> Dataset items
*** Block opens ***

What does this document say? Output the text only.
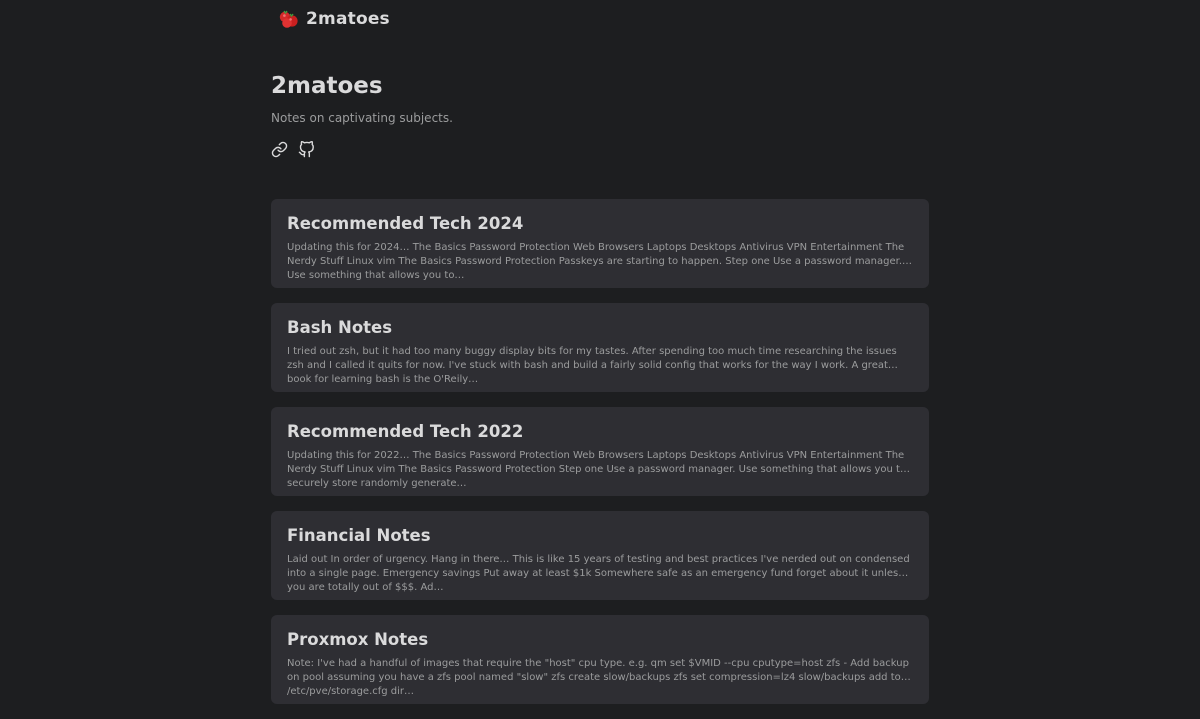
2matoes
2matoes

Notes on captivating subjects.

Recommended Tech 2024

Updating this for 2024… The Basics Password Protection Web Browsers Laptops Desktops Antivirus VPN Entertainment The Nerdy Stuff Linux vim The Basics Password Protection Passkeys are starting to happen. Step one Use a password manager. Use something that allows you to…

Bash Notes

I tried out zsh, but it had too many buggy display bits for my tastes. After spending too much time researching the issues zsh and I called it quits for now. I've stuck with bash and build a fairly solid config that works for the way I work. A great book for learning bash is the O'Reily…

Recommended Tech 2022

Updating this for 2022… The Basics Password Protection Web Browsers Laptops Desktops Antivirus VPN Entertainment The Nerdy Stuff Linux vim The Basics Password Protection Step one Use a password manager. Use something that allows you to securely store randomly generate…

Financial Notes

Laid out In order of urgency. Hang in there… This is like 15 years of testing and best practices I've nerded out on condensed into a single page. Emergency savings Put away at least $1k Somewhere safe as an emergency fund forget about it unless you are totally out of $$$. Ad…

Proxmox Notes

Note: I've had a handful of images that require the "host" cpu type. e.g. qm set $VMID --cpu cputype=host zfs - Add backup on pool assuming you have a zfs pool named "slow" zfs create slow/backups zfs set compression=lz4 slow/backups add to /etc/pve/storage.cfg dir…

*** Block closes ***

> TO DO
For the word "something", state how many lines of the entries contain it, with nothing else.

> ANSWER BELOW
2